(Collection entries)
- - -
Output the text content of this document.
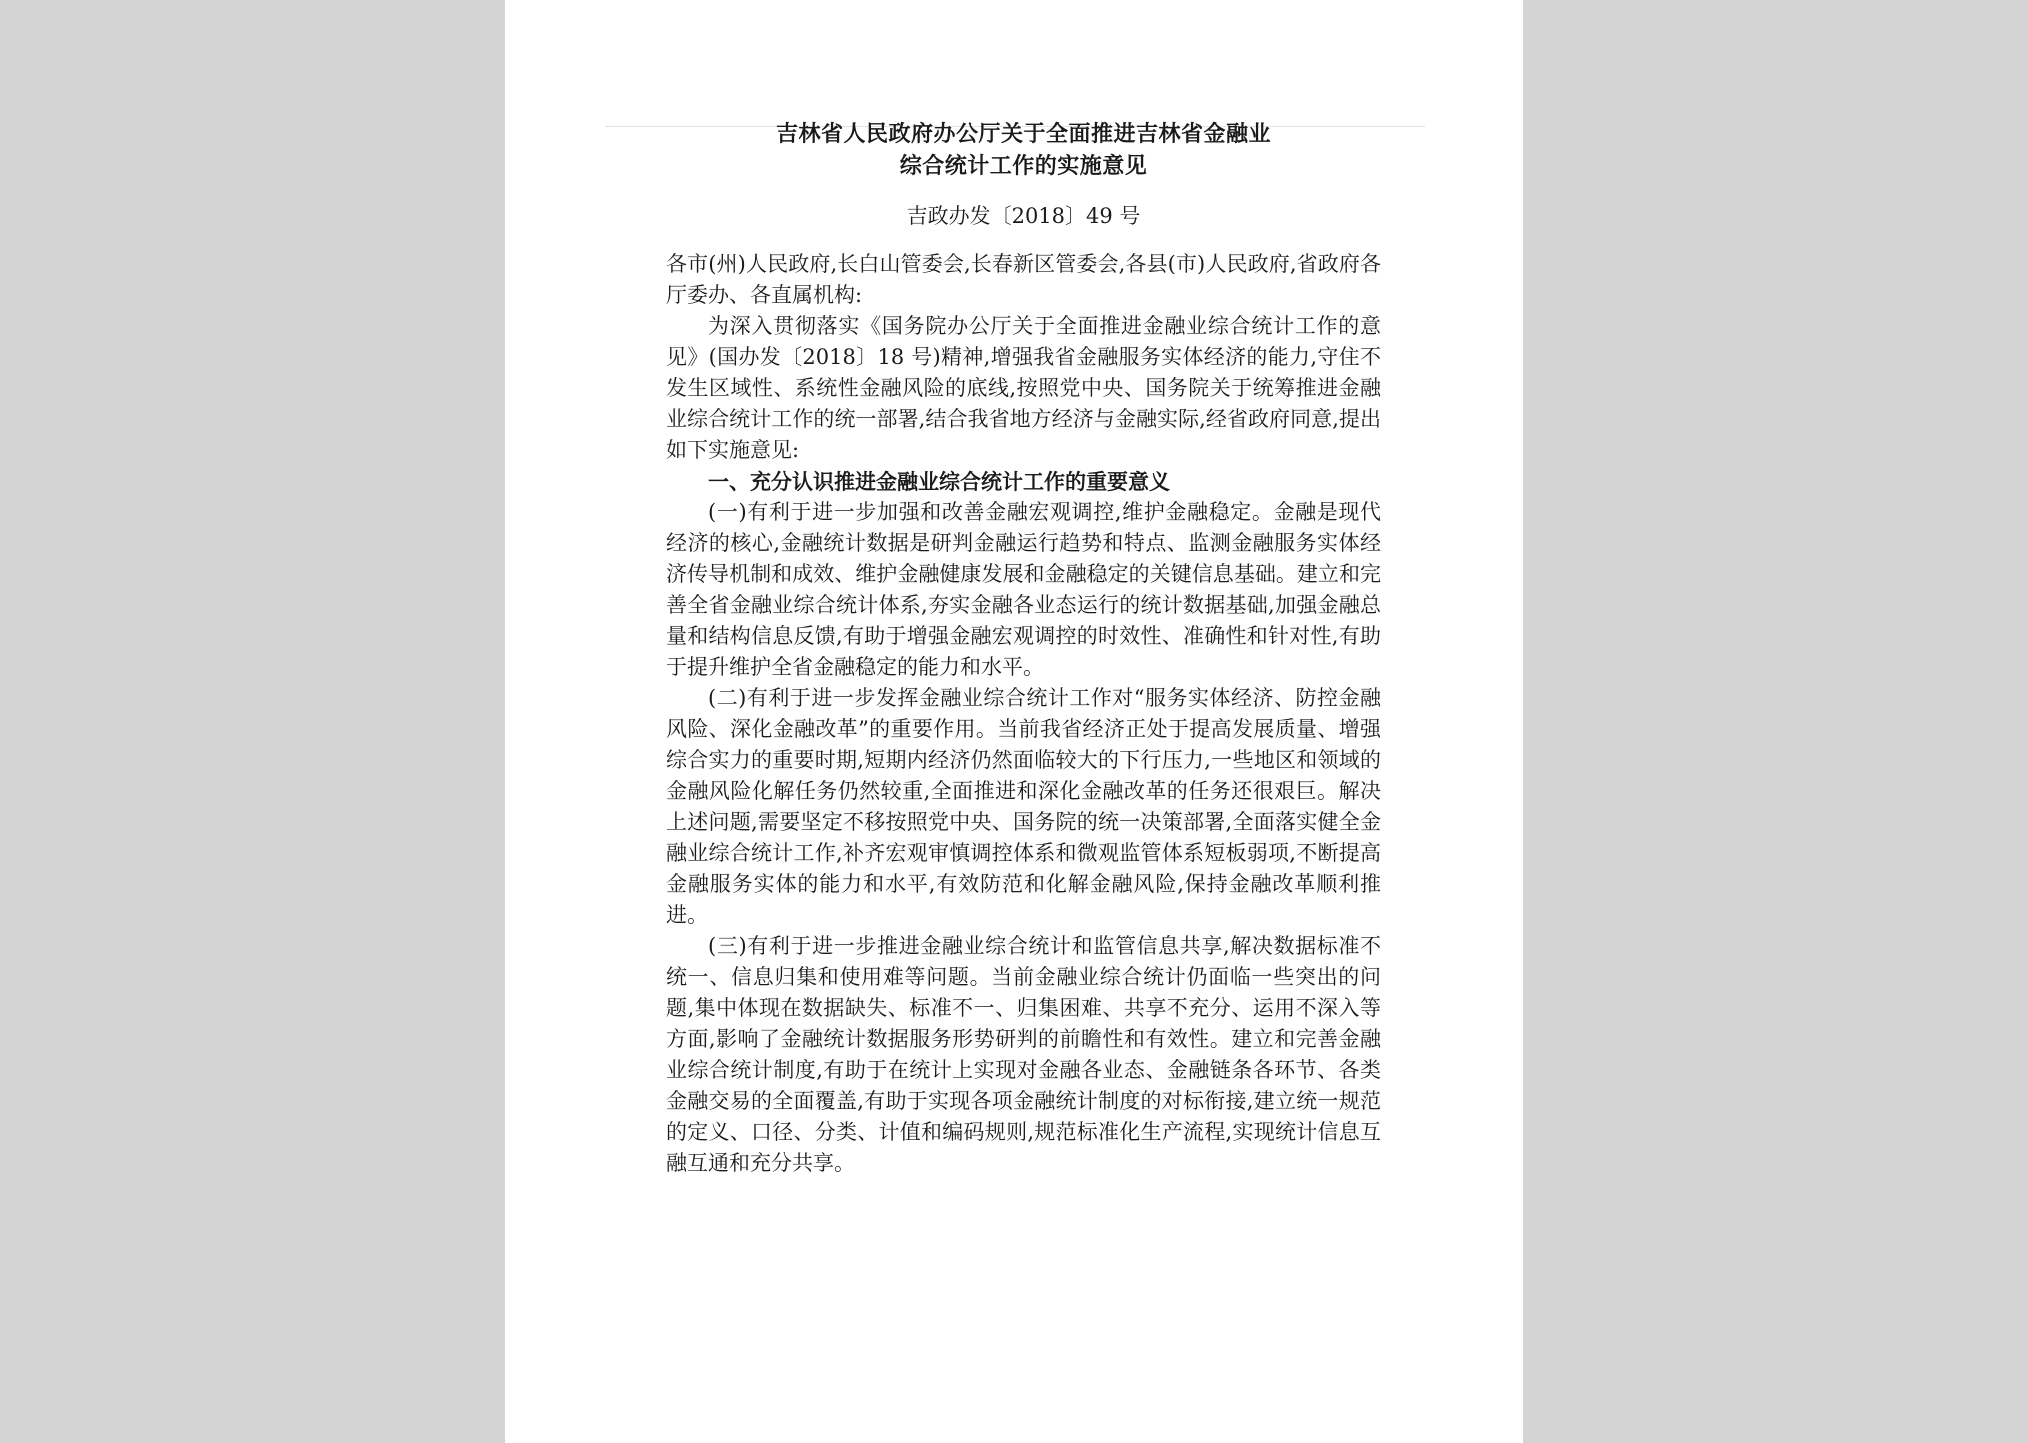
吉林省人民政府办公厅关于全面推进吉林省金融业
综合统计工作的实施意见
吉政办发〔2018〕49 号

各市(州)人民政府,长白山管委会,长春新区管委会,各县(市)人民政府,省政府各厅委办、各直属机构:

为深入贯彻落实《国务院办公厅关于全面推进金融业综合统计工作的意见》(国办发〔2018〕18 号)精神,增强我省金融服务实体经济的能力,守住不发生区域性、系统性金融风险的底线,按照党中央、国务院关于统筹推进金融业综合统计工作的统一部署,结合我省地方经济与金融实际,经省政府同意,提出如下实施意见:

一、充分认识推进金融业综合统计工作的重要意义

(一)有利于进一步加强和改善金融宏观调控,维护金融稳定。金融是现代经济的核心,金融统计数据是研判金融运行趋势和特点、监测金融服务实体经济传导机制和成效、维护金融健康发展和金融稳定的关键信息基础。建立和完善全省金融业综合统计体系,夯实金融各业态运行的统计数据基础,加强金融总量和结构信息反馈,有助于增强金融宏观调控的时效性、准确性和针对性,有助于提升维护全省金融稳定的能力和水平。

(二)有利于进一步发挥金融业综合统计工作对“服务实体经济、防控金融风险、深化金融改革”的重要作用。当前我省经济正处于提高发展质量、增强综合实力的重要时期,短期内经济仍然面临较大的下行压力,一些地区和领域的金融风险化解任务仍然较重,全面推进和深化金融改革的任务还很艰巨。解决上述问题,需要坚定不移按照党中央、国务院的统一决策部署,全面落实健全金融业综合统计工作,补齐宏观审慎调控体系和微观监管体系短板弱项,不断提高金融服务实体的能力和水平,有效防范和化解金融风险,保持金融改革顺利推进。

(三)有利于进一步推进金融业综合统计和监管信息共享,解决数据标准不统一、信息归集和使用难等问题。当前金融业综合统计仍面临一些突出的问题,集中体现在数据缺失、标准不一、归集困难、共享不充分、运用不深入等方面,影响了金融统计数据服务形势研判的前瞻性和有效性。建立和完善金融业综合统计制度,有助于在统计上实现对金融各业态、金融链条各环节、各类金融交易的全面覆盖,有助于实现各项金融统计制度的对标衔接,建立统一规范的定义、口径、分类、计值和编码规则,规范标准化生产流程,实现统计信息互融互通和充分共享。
- - -
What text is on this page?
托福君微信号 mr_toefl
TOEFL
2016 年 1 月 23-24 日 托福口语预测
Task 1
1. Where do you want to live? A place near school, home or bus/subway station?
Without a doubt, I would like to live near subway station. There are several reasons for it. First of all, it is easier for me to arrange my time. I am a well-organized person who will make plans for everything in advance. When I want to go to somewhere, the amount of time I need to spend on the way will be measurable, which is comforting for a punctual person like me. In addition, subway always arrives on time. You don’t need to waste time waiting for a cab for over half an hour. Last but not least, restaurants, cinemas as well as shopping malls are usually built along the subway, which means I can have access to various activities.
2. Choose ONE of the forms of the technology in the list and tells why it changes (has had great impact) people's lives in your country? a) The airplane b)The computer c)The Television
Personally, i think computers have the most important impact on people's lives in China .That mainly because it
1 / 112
- - -
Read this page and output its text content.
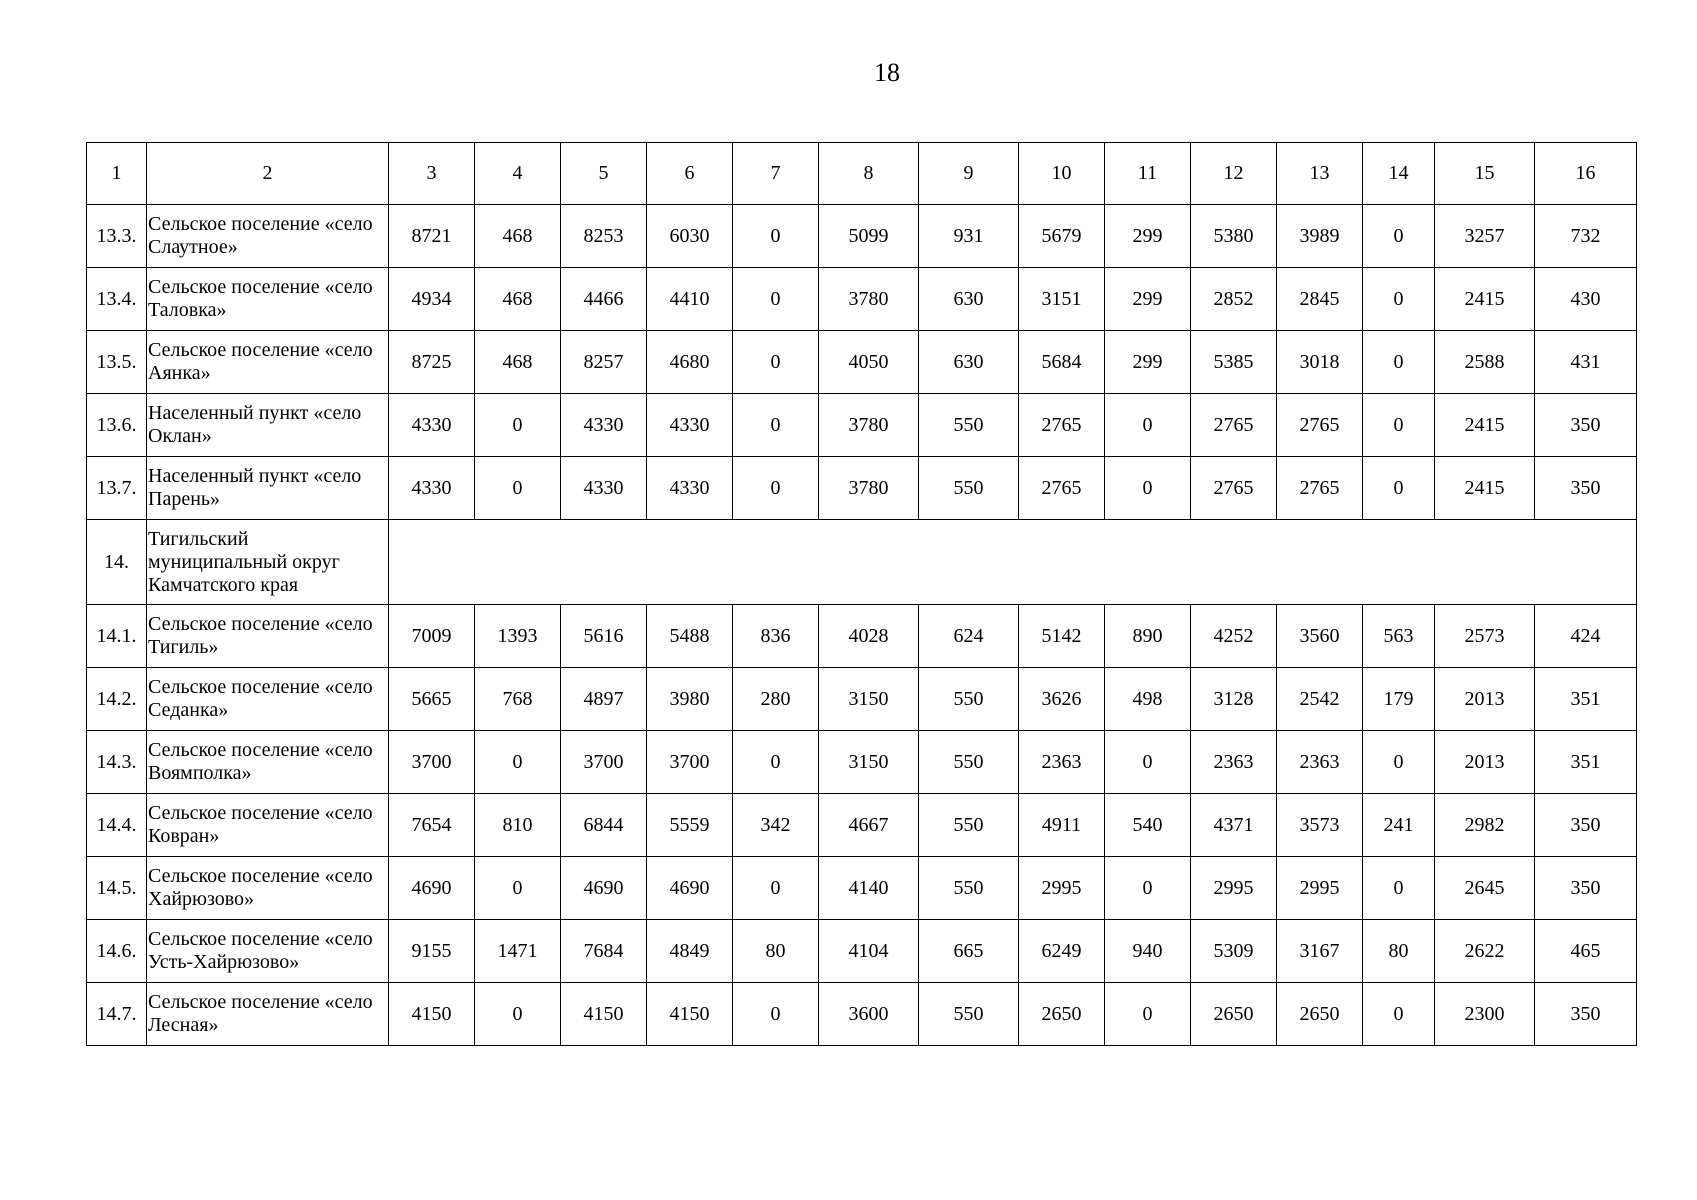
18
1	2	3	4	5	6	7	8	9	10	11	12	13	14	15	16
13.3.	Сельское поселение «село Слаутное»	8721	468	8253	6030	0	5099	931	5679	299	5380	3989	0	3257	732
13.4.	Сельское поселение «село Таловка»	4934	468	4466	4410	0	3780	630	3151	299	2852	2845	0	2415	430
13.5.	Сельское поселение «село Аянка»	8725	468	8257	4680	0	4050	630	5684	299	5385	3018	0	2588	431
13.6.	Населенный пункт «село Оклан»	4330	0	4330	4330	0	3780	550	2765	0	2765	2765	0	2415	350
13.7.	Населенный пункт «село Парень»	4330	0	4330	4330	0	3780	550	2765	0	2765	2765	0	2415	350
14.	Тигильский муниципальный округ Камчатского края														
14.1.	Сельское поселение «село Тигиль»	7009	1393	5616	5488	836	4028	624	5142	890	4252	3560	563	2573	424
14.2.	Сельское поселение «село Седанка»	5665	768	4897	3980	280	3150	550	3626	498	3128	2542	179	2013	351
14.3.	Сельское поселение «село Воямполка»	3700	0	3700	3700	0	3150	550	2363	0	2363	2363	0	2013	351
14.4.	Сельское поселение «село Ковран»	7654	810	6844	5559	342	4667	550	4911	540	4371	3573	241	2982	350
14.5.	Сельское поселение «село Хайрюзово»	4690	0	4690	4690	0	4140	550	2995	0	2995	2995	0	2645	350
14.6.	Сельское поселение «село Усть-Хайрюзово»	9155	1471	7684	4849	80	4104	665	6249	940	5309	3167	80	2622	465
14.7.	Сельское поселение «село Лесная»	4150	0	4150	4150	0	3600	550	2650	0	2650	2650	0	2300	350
- - -
— Exercise —
Count each line with "this" in it and report that figure by itself.

— Answer in full —
3